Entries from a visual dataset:
◇ ◇ ◇ ◇ ◇ ◇ ◇

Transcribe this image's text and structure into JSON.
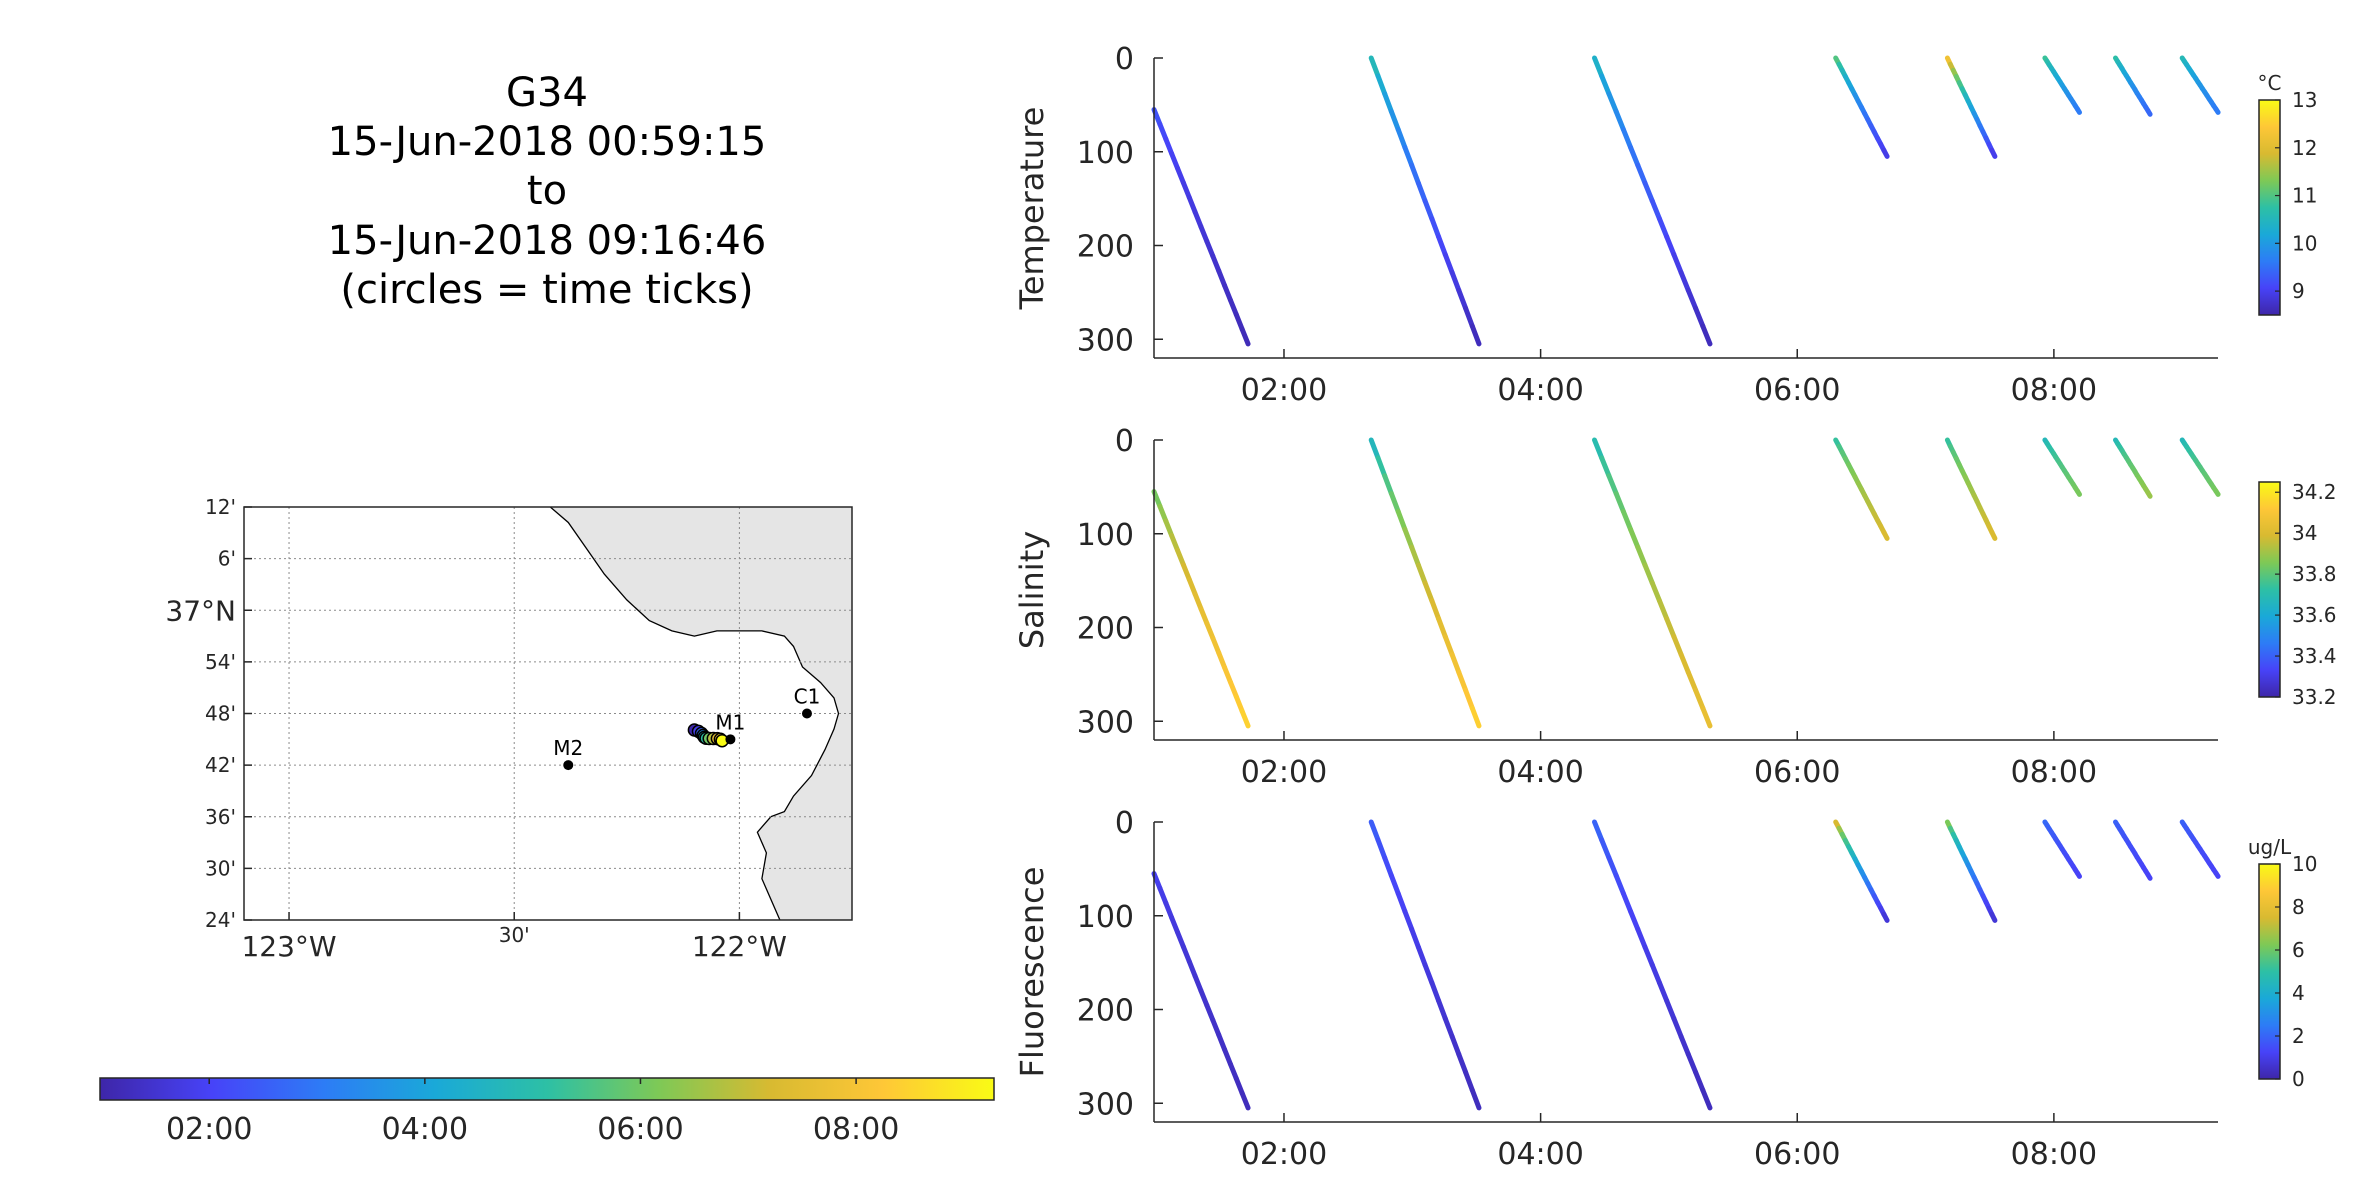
{
  "title": {
    "lines": [
      "G34",
      "15-Jun-2018 00:59:15",
      "to",
      "15-Jun-2018 09:16:46",
      "(circles = time ticks)"
    ]
  },
  "colormap": [
    "#3e26a8",
    "#4743f8",
    "#2d7cf6",
    "#1aa9d8",
    "#2dc0a5",
    "#7ec956",
    "#d8ba31",
    "#fec737",
    "#f9fb15"
  ],
  "map": {
    "lon_range": [
      -123.1,
      -121.75
    ],
    "lat_range": [
      36.4,
      37.2
    ],
    "lon_ticks": [
      {
        "value": -123.0,
        "label": "123°W",
        "major": true
      },
      {
        "value": -122.5,
        "label": "30'",
        "major": false
      },
      {
        "value": -122.0,
        "label": "122°W",
        "major": true
      }
    ],
    "lat_ticks": [
      {
        "value": 37.2,
        "label": "12'",
        "major": false
      },
      {
        "value": 37.1,
        "label": "6'",
        "major": false
      },
      {
        "value": 37.0,
        "label": "37°N",
        "major": true
      },
      {
        "value": 36.9,
        "label": "54'",
        "major": false
      },
      {
        "value": 36.8,
        "label": "48'",
        "major": false
      },
      {
        "value": 36.7,
        "label": "42'",
        "major": false
      },
      {
        "value": 36.6,
        "label": "36'",
        "major": false
      },
      {
        "value": 36.5,
        "label": "30'",
        "major": false
      },
      {
        "value": 36.4,
        "label": "24'",
        "major": false
      }
    ],
    "land_color": "#e5e5e5",
    "coastline": [
      [
        -122.42,
        37.2
      ],
      [
        -122.38,
        37.17
      ],
      [
        -122.34,
        37.12
      ],
      [
        -122.3,
        37.07
      ],
      [
        -122.25,
        37.02
      ],
      [
        -122.2,
        36.98
      ],
      [
        -122.15,
        36.96
      ],
      [
        -122.1,
        36.95
      ],
      [
        -122.05,
        36.96
      ],
      [
        -122.0,
        36.96
      ],
      [
        -121.95,
        36.96
      ],
      [
        -121.9,
        36.95
      ],
      [
        -121.88,
        36.93
      ],
      [
        -121.86,
        36.89
      ],
      [
        -121.82,
        36.86
      ],
      [
        -121.79,
        36.83
      ],
      [
        -121.78,
        36.8
      ],
      [
        -121.79,
        36.77
      ],
      [
        -121.81,
        36.73
      ],
      [
        -121.84,
        36.68
      ],
      [
        -121.88,
        36.64
      ],
      [
        -121.9,
        36.61
      ],
      [
        -121.93,
        36.6
      ],
      [
        -121.96,
        36.57
      ],
      [
        -121.94,
        36.53
      ],
      [
        -121.95,
        36.48
      ],
      [
        -121.93,
        36.44
      ],
      [
        -121.91,
        36.4
      ]
    ],
    "stations": [
      {
        "name": "C1",
        "lon": -121.85,
        "lat": 36.8
      },
      {
        "name": "M2",
        "lon": -122.38,
        "lat": 36.7
      },
      {
        "name": "M1",
        "lon": -122.02,
        "lat": 36.75
      }
    ],
    "track": {
      "lon_start": -122.1,
      "lat_start": 36.765,
      "lon_end": -122.04,
      "lat_end": 36.745
    }
  },
  "time_colorbar": {
    "range_hours": [
      0.987,
      9.279
    ],
    "ticks": [
      {
        "value": 2,
        "label": "02:00"
      },
      {
        "value": 4,
        "label": "04:00"
      },
      {
        "value": 6,
        "label": "06:00"
      },
      {
        "value": 8,
        "label": "08:00"
      }
    ]
  },
  "profiles": {
    "x_range_hours": [
      0.987,
      9.279
    ],
    "x_ticks": [
      {
        "value": 2,
        "label": "02:00"
      },
      {
        "value": 4,
        "label": "04:00"
      },
      {
        "value": 6,
        "label": "06:00"
      },
      {
        "value": 8,
        "label": "08:00"
      }
    ],
    "y_range": [
      0,
      320
    ],
    "y_ticks": [
      {
        "value": 0,
        "label": "0"
      },
      {
        "value": 100,
        "label": "100"
      },
      {
        "value": 200,
        "label": "200"
      },
      {
        "value": 300,
        "label": "300"
      }
    ],
    "dives": [
      {
        "t0": 0.987,
        "d0": 55,
        "t1": 1.72,
        "d1": 305
      },
      {
        "t0": 2.68,
        "d0": 0,
        "t1": 3.52,
        "d1": 305
      },
      {
        "t0": 4.42,
        "d0": 0,
        "t1": 5.32,
        "d1": 305
      },
      {
        "t0": 6.3,
        "d0": 0,
        "t1": 6.7,
        "d1": 105
      },
      {
        "t0": 7.17,
        "d0": 0,
        "t1": 7.54,
        "d1": 105
      },
      {
        "t0": 7.93,
        "d0": 0,
        "t1": 8.2,
        "d1": 58
      },
      {
        "t0": 8.48,
        "d0": 0,
        "t1": 8.75,
        "d1": 60
      },
      {
        "t0": 9.0,
        "d0": 0,
        "t1": 9.28,
        "d1": 58
      }
    ]
  },
  "panels": [
    {
      "ylabel": "Temperature",
      "unit": "°C",
      "clim": [
        8.5,
        13
      ],
      "cticks": [
        {
          "value": 9,
          "label": "9"
        },
        {
          "value": 10,
          "label": "10"
        },
        {
          "value": 11,
          "label": "11"
        },
        {
          "value": 12,
          "label": "12"
        },
        {
          "value": 13,
          "label": "13"
        }
      ],
      "dive_values": [
        {
          "v0": 9.3,
          "v1": 8.6
        },
        {
          "v0": 10.8,
          "v1": 8.6
        },
        {
          "v0": 10.6,
          "v1": 8.6
        },
        {
          "v0": 11.3,
          "v1": 8.9
        },
        {
          "v0": 12.7,
          "v1": 8.9
        },
        {
          "v0": 11.0,
          "v1": 9.6
        },
        {
          "v0": 10.9,
          "v1": 9.4
        },
        {
          "v0": 10.7,
          "v1": 9.6
        }
      ]
    },
    {
      "ylabel": "Salinity",
      "unit": "",
      "clim": [
        33.2,
        34.25
      ],
      "cticks": [
        {
          "value": 33.2,
          "label": "33.2"
        },
        {
          "value": 33.4,
          "label": "33.4"
        },
        {
          "value": 33.6,
          "label": "33.6"
        },
        {
          "value": 33.8,
          "label": "33.8"
        },
        {
          "value": 34.0,
          "label": "34"
        },
        {
          "value": 34.2,
          "label": "34.2"
        }
      ],
      "dive_values": [
        {
          "v0": 33.8,
          "v1": 34.15
        },
        {
          "v0": 33.6,
          "v1": 34.15
        },
        {
          "v0": 33.65,
          "v1": 34.05
        },
        {
          "v0": 33.7,
          "v1": 34.0
        },
        {
          "v0": 33.7,
          "v1": 34.0
        },
        {
          "v0": 33.65,
          "v1": 33.85
        },
        {
          "v0": 33.65,
          "v1": 33.9
        },
        {
          "v0": 33.65,
          "v1": 33.85
        }
      ]
    },
    {
      "ylabel": "Fluorescence",
      "unit": "ug/L",
      "clim": [
        0,
        10
      ],
      "cticks": [
        {
          "value": 0,
          "label": "0"
        },
        {
          "value": 2,
          "label": "2"
        },
        {
          "value": 4,
          "label": "4"
        },
        {
          "value": 6,
          "label": "6"
        },
        {
          "value": 8,
          "label": "8"
        },
        {
          "value": 10,
          "label": "10"
        }
      ],
      "dive_values": [
        {
          "v0": 1.2,
          "v1": 0.3
        },
        {
          "v0": 2.0,
          "v1": 0.3
        },
        {
          "v0": 2.2,
          "v1": 0.3
        },
        {
          "v0": 8.5,
          "v1": 0.6
        },
        {
          "v0": 7.0,
          "v1": 0.6
        },
        {
          "v0": 2.2,
          "v1": 1.2
        },
        {
          "v0": 2.0,
          "v1": 1.2
        },
        {
          "v0": 2.0,
          "v1": 1.2
        }
      ]
    }
  ]
}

◇ ◇ ◇ ◇ ◇ ◇ ◇

» **Stated exercise**
Lines from the records above that hold "ylabel" are the ones to list.

» **Correct answer**
      "ylabel": "Temperature",
      "ylabel": "Salinity",
      "ylabel": "Fluorescence",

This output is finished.